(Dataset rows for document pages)
Segment Open

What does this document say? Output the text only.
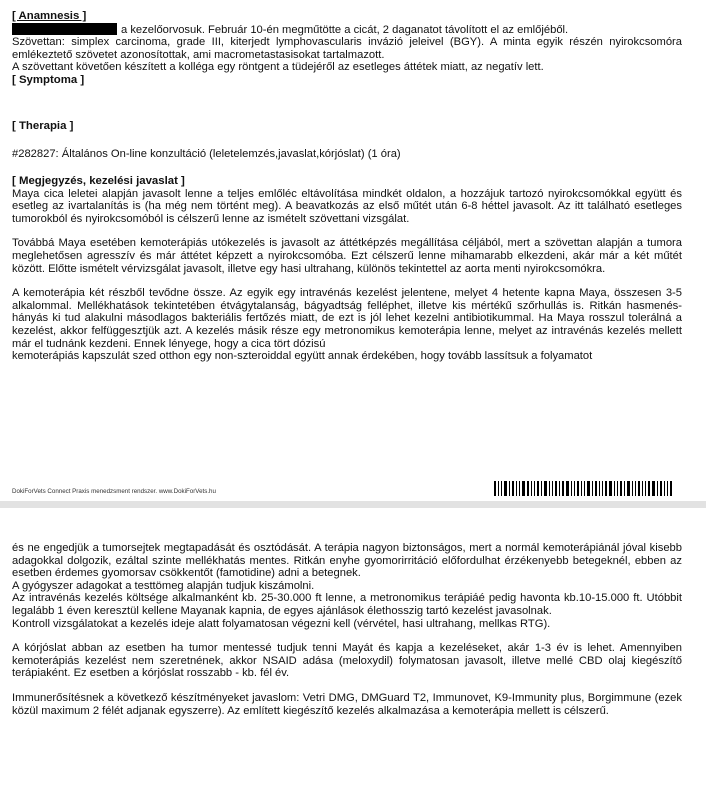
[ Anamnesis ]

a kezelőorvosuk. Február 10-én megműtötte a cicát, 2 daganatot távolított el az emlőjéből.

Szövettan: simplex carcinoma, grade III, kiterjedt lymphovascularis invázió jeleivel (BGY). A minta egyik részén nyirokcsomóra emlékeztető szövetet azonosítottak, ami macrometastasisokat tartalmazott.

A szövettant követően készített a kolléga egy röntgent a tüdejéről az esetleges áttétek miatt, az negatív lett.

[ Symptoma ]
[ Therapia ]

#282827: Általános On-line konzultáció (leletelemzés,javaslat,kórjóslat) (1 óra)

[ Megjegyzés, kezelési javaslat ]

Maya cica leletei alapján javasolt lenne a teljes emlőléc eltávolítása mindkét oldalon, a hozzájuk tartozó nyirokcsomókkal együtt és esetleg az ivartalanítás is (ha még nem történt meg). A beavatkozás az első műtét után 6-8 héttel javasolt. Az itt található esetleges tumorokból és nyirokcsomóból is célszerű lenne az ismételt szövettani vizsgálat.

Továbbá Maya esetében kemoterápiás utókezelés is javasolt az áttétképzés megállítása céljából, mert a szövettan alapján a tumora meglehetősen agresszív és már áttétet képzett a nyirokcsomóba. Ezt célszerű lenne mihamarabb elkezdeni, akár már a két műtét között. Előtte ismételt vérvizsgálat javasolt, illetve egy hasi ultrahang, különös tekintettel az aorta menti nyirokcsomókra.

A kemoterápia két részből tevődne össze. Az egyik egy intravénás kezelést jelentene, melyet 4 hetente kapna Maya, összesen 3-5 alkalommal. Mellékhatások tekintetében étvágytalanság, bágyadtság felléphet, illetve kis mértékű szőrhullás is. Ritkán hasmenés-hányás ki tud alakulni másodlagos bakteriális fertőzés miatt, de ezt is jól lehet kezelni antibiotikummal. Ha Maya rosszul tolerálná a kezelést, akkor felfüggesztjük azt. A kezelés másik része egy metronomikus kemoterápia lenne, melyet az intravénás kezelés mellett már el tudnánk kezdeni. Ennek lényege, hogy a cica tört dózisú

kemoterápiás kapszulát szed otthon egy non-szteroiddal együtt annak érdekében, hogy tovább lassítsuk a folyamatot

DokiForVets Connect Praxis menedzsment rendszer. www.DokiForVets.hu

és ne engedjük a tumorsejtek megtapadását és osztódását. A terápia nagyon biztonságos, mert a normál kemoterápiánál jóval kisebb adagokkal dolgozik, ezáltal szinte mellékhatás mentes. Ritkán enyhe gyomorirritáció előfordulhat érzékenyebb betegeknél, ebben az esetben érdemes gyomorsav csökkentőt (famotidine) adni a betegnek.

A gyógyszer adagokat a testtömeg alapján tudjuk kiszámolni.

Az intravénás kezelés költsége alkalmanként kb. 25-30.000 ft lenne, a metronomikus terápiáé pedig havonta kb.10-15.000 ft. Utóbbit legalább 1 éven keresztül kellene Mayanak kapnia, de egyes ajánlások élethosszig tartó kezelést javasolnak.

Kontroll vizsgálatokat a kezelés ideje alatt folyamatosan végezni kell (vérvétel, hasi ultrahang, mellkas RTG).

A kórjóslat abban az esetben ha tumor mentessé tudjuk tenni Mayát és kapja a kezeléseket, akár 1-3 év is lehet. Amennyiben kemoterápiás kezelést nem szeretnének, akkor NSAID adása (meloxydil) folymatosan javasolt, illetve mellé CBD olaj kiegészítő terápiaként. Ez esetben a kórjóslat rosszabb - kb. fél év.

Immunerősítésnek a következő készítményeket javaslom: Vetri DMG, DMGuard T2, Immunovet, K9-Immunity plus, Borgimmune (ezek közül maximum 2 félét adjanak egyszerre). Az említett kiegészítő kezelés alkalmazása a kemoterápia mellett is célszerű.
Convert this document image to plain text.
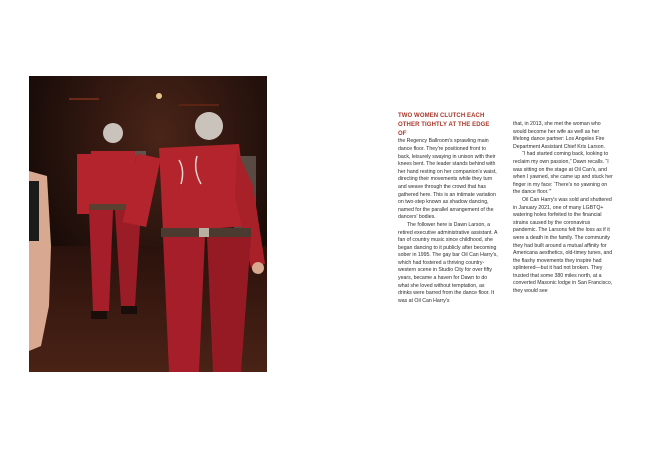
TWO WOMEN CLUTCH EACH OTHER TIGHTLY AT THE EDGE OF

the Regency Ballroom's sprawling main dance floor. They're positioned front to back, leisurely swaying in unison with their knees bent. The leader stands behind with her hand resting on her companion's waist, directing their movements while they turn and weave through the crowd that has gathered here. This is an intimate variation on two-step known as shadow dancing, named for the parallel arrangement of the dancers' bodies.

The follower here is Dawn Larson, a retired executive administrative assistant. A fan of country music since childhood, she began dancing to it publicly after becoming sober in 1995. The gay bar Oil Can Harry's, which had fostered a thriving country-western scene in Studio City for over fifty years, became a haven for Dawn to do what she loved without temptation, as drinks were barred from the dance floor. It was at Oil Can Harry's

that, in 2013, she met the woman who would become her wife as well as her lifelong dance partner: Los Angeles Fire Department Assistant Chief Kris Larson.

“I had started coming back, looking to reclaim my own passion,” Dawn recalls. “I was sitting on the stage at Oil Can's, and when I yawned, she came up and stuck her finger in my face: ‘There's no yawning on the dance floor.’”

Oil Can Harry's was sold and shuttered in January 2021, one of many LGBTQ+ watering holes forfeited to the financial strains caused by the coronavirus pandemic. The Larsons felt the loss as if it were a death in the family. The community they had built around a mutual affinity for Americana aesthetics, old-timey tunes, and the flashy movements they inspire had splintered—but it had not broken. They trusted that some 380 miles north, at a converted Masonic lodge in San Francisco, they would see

Segment Closed

**Required action**
Working through the records, find each line containing the word "tudjuk" and copy it.

**Solution for this task**
A gyógyszer adagokat a testtömeg alapján tudjuk kiszámolni.
A kórjóslat abban az esetben ha tumor mentessé tudjuk tenni Mayát és kapja a kezeléseket, akár 1-3 év is lehet. Amennyiben kemoterápiás kezelést nem szeretnének, akkor NSAID adása (meloxydil) folymatosan javasolt, illetve mellé CBD olaj kiegészítő terápiaként. Ez esetben a kórjóslat rosszabb - kb. fél év.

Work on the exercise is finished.